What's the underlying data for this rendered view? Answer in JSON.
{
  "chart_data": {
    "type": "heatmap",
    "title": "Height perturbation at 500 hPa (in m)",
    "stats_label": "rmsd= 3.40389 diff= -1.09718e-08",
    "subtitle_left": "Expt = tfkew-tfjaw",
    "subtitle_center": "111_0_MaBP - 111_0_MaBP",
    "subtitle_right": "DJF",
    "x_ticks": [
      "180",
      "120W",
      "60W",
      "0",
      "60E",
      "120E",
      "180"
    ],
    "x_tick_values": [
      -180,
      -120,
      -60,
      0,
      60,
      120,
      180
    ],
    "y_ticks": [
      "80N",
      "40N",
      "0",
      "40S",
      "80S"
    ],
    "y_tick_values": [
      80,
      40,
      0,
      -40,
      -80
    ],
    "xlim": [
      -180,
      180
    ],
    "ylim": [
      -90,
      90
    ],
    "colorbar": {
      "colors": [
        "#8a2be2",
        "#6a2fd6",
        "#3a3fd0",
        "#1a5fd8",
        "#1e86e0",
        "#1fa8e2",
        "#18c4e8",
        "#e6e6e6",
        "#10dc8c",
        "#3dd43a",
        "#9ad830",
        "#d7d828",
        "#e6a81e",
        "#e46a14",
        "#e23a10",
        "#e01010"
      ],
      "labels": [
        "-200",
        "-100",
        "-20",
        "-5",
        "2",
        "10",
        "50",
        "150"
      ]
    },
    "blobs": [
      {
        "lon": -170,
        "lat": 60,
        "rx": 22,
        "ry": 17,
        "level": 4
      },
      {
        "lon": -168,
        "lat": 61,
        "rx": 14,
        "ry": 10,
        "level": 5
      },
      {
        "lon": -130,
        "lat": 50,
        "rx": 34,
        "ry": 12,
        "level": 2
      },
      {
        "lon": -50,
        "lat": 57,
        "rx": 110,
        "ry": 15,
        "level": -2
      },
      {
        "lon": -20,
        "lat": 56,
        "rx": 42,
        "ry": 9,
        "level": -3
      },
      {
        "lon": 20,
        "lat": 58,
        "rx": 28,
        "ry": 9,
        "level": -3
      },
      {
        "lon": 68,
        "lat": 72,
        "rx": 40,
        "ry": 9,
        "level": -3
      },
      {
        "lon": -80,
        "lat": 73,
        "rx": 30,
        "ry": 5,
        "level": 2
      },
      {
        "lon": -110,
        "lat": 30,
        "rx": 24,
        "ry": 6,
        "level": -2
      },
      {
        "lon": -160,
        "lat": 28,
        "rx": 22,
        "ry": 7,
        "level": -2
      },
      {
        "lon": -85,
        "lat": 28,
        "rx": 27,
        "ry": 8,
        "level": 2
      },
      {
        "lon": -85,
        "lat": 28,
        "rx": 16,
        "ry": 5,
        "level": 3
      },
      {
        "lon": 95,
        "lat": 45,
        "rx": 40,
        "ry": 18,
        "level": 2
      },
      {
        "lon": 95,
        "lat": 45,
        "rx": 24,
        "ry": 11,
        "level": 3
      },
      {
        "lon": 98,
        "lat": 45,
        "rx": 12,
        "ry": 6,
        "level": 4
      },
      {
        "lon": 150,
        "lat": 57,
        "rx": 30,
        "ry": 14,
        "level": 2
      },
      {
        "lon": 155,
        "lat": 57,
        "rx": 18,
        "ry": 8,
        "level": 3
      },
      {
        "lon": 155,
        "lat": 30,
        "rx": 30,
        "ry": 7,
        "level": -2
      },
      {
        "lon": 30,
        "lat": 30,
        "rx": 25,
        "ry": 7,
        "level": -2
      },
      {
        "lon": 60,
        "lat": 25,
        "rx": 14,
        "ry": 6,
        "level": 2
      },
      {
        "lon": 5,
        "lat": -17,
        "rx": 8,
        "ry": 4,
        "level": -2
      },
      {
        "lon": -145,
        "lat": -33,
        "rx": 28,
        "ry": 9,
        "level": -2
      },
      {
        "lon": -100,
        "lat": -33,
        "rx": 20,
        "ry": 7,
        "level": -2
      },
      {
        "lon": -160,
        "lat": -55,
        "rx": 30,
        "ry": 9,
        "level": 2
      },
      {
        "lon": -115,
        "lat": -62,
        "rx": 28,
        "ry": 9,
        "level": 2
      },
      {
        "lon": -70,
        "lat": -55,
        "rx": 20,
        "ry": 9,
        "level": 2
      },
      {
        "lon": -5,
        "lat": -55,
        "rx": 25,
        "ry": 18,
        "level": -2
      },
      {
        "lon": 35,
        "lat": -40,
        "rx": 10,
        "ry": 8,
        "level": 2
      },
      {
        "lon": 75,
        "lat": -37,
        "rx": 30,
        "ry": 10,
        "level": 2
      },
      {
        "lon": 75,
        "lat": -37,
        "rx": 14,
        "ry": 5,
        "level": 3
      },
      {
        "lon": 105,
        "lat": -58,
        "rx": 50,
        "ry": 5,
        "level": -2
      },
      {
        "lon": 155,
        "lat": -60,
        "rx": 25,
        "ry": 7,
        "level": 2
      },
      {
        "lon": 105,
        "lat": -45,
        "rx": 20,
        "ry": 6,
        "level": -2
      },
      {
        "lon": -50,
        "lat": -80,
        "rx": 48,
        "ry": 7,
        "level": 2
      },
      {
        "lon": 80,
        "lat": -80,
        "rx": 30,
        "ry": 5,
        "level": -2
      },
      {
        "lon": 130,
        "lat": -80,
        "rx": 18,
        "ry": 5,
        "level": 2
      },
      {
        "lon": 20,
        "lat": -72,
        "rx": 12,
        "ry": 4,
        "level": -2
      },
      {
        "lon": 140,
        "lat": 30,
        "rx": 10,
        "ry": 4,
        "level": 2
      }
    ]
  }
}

* **WORK TO BE COMPLETED**: Extract the complete data, matching each line exactly.

* **TASK OUTPUT**:
What's the underlying data for this rendered view? Answer in JSON.
{
  "chart_data": {
    "type": "heatmap",
    "title": "Height perturbation at 500 hPa (in m)",
    "stats_label": "rmsd= 3.40389 diff= -1.09718e-08",
    "subtitle_left": "Expt = tfkew-tfjaw",
    "subtitle_center": "111_0_MaBP - 111_0_MaBP",
    "subtitle_right": "DJF",
    "x_ticks": [
      "180",
      "120W",
      "60W",
      "0",
      "60E",
      "120E",
      "180"
    ],
    "x_tick_values": [
      -180,
      -120,
      -60,
      0,
      60,
      120,
      180
    ],
    "y_ticks": [
      "80N",
      "40N",
      "0",
      "40S",
      "80S"
    ],
    "y_tick_values": [
      80,
      40,
      0,
      -40,
      -80
    ],
    "xlim": [
      -180,
      180
    ],
    "ylim": [
      -90,
      90
    ],
    "colorbar": {
      "colors": [
        "#8a2be2",
        "#6a2fd6",
        "#3a3fd0",
        "#1a5fd8",
        "#1e86e0",
        "#1fa8e2",
        "#18c4e8",
        "#e6e6e6",
        "#10dc8c",
        "#3dd43a",
        "#9ad830",
        "#d7d828",
        "#e6a81e",
        "#e46a14",
        "#e23a10",
        "#e01010"
      ],
      "labels": [
        "-200",
        "-100",
        "-20",
        "-5",
        "2",
        "10",
        "50",
        "150"
      ]
    },
    "blobs": [
      {
        "lon": -170,
        "lat": 60,
        "rx": 22,
        "ry": 17,
        "level": 4
      },
      {
        "lon": -168,
        "lat": 61,
        "rx": 14,
        "ry": 10,
        "level": 5
      },
      {
        "lon": -130,
        "lat": 50,
        "rx": 34,
        "ry": 12,
        "level": 2
      },
      {
        "lon": -50,
        "lat": 57,
        "rx": 110,
        "ry": 15,
        "level": -2
      },
      {
        "lon": -20,
        "lat": 56,
        "rx": 42,
        "ry": 9,
        "level": -3
      },
      {
        "lon": 20,
        "lat": 58,
        "rx": 28,
        "ry": 9,
        "level": -3
      },
      {
        "lon": 68,
        "lat": 72,
        "rx": 40,
        "ry": 9,
        "level": -3
      },
      {
        "lon": -80,
        "lat": 73,
        "rx": 30,
        "ry": 5,
        "level": 2
      },
      {
        "lon": -110,
        "lat": 30,
        "rx": 24,
        "ry": 6,
        "level": -2
      },
      {
        "lon": -160,
        "lat": 28,
        "rx": 22,
        "ry": 7,
        "level": -2
      },
      {
        "lon": -85,
        "lat": 28,
        "rx": 27,
        "ry": 8,
        "level": 2
      },
      {
        "lon": -85,
        "lat": 28,
        "rx": 16,
        "ry": 5,
        "level": 3
      },
      {
        "lon": 95,
        "lat": 45,
        "rx": 40,
        "ry": 18,
        "level": 2
      },
      {
        "lon": 95,
        "lat": 45,
        "rx": 24,
        "ry": 11,
        "level": 3
      },
      {
        "lon": 98,
        "lat": 45,
        "rx": 12,
        "ry": 6,
        "level": 4
      },
      {
        "lon": 150,
        "lat": 57,
        "rx": 30,
        "ry": 14,
        "level": 2
      },
      {
        "lon": 155,
        "lat": 57,
        "rx": 18,
        "ry": 8,
        "level": 3
      },
      {
        "lon": 155,
        "lat": 30,
        "rx": 30,
        "ry": 7,
        "level": -2
      },
      {
        "lon": 30,
        "lat": 30,
        "rx": 25,
        "ry": 7,
        "level": -2
      },
      {
        "lon": 60,
        "lat": 25,
        "rx": 14,
        "ry": 6,
        "level": 2
      },
      {
        "lon": 5,
        "lat": -17,
        "rx": 8,
        "ry": 4,
        "level": -2
      },
      {
        "lon": -145,
        "lat": -33,
        "rx": 28,
        "ry": 9,
        "level": -2
      },
      {
        "lon": -100,
        "lat": -33,
        "rx": 20,
        "ry": 7,
        "level": -2
      },
      {
        "lon": -160,
        "lat": -55,
        "rx": 30,
        "ry": 9,
        "level": 2
      },
      {
        "lon": -115,
        "lat": -62,
        "rx": 28,
        "ry": 9,
        "level": 2
      },
      {
        "lon": -70,
        "lat": -55,
        "rx": 20,
        "ry": 9,
        "level": 2
      },
      {
        "lon": -5,
        "lat": -55,
        "rx": 25,
        "ry": 18,
        "level": -2
      },
      {
        "lon": 35,
        "lat": -40,
        "rx": 10,
        "ry": 8,
        "level": 2
      },
      {
        "lon": 75,
        "lat": -37,
        "rx": 30,
        "ry": 10,
        "level": 2
      },
      {
        "lon": 75,
        "lat": -37,
        "rx": 14,
        "ry": 5,
        "level": 3
      },
      {
        "lon": 105,
        "lat": -58,
        "rx": 50,
        "ry": 5,
        "level": -2
      },
      {
        "lon": 155,
        "lat": -60,
        "rx": 25,
        "ry": 7,
        "level": 2
      },
      {
        "lon": 105,
        "lat": -45,
        "rx": 20,
        "ry": 6,
        "level": -2
      },
      {
        "lon": -50,
        "lat": -80,
        "rx": 48,
        "ry": 7,
        "level": 2
      },
      {
        "lon": 80,
        "lat": -80,
        "rx": 30,
        "ry": 5,
        "level": -2
      },
      {
        "lon": 130,
        "lat": -80,
        "rx": 18,
        "ry": 5,
        "level": 2
      },
      {
        "lon": 20,
        "lat": -72,
        "rx": 12,
        "ry": 4,
        "level": -2
      },
      {
        "lon": 140,
        "lat": 30,
        "rx": 10,
        "ry": 4,
        "level": 2
      }
    ]
  }
}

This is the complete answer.